Selected text:
---

TelstraClear: Ultra-Fast Broadband has been much talked about with it being seen as a creator of jobs,  as driver of business efficiencies and delivering entertainment into our homes. 


It is for these reasons that the Government has been such a high profile supporter of ultra-fast broadband though its UFB initiative. 


Now as the ultra-fast speeds begin to become a reality there are some interesting questions being raised like:

'What does having ultra-fast broadband mean?'


'What to do with faster Broadband?'

'What will I be prepared to pay for it?' and 'What does a home of the future look like in an ultra-fast broadband world?'

Check out our site Warpspeed.co.nz 

What are your thoughts?

Tim - TelstraClear


Like ajw said, 10Mbps up with 100Mbps down is laughable. The download:upload ratio for TelstraClear cable plans has consistently become worse and worse over the years. It used to be 2:1 with the old 256k/128k plans! DOCSIS 3.0 can handle way more than 10Mbps upstream, so there's no good reason not to (my guess is that TelstraClear will offer plans with higher upload speeds only to businesses, so that they can create such a separate market in order to charge "business prices"). People (average people, not just businesses) upload more content than ever before. The ratio should be getting better, not worse.

---

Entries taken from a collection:
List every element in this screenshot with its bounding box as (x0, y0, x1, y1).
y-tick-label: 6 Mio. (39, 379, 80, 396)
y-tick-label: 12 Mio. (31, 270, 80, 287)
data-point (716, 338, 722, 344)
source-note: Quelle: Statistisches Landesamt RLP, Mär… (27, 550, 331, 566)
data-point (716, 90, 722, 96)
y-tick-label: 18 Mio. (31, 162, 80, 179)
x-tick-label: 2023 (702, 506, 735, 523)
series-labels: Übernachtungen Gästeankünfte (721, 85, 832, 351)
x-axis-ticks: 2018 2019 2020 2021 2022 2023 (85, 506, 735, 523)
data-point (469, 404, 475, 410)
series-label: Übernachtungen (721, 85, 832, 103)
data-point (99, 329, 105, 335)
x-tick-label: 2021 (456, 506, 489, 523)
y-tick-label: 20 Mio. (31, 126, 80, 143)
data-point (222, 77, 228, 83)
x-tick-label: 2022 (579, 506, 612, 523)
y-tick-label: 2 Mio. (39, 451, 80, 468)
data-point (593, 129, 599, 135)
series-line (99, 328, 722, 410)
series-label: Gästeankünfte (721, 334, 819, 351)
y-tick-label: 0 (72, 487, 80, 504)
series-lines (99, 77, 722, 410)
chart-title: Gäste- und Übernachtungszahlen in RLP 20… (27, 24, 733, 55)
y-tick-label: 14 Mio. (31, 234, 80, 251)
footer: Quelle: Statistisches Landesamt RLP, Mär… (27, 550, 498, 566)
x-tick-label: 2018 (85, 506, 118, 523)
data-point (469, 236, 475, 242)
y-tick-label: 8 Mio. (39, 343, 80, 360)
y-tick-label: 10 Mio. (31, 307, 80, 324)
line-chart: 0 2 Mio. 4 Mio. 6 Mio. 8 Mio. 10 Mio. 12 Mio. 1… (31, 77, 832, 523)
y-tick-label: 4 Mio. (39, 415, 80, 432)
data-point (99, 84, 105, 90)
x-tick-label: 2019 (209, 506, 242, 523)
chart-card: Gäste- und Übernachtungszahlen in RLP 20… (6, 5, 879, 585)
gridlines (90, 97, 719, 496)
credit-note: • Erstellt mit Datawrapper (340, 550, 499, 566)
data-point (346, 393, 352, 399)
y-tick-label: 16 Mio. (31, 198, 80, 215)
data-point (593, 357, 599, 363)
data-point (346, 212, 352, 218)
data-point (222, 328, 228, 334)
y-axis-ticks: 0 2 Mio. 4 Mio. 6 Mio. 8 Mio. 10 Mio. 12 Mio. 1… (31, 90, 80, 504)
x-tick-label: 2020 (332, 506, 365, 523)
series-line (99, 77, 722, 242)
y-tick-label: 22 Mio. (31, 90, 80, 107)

---

To do:
• a. According to the broadband post, what three things is ultra-fast broadband seen as? List all of them.
• b. Echo the broadband post from "Check out our" up to and including "better, not worse.".

Solutions for each task:
• a.
- a creator of jobs
- a driver of business efficiencies
- delivering entertainment into our homes

• b.
Check out our site Warpspeed.co.nz 

What are your thoughts?

Tim - TelstraClear


Like ajw said, 10Mbps up with 100Mbps down is laughable. The download:upload ratio for TelstraClear cable plans has consistently become worse and worse over the years. It used to be 2:1 with the old 256k/128k plans! DOCSIS 3.0 can handle way more than 10Mbps upstream, so there's no good reason not to (my guess is that TelstraClear will offer plans with higher upload speeds only to businesses, so that they can create such a separate market in order to charge "business prices"). People (average people, not just businesses) upload more content than ever before. The ratio should be getting better, not worse.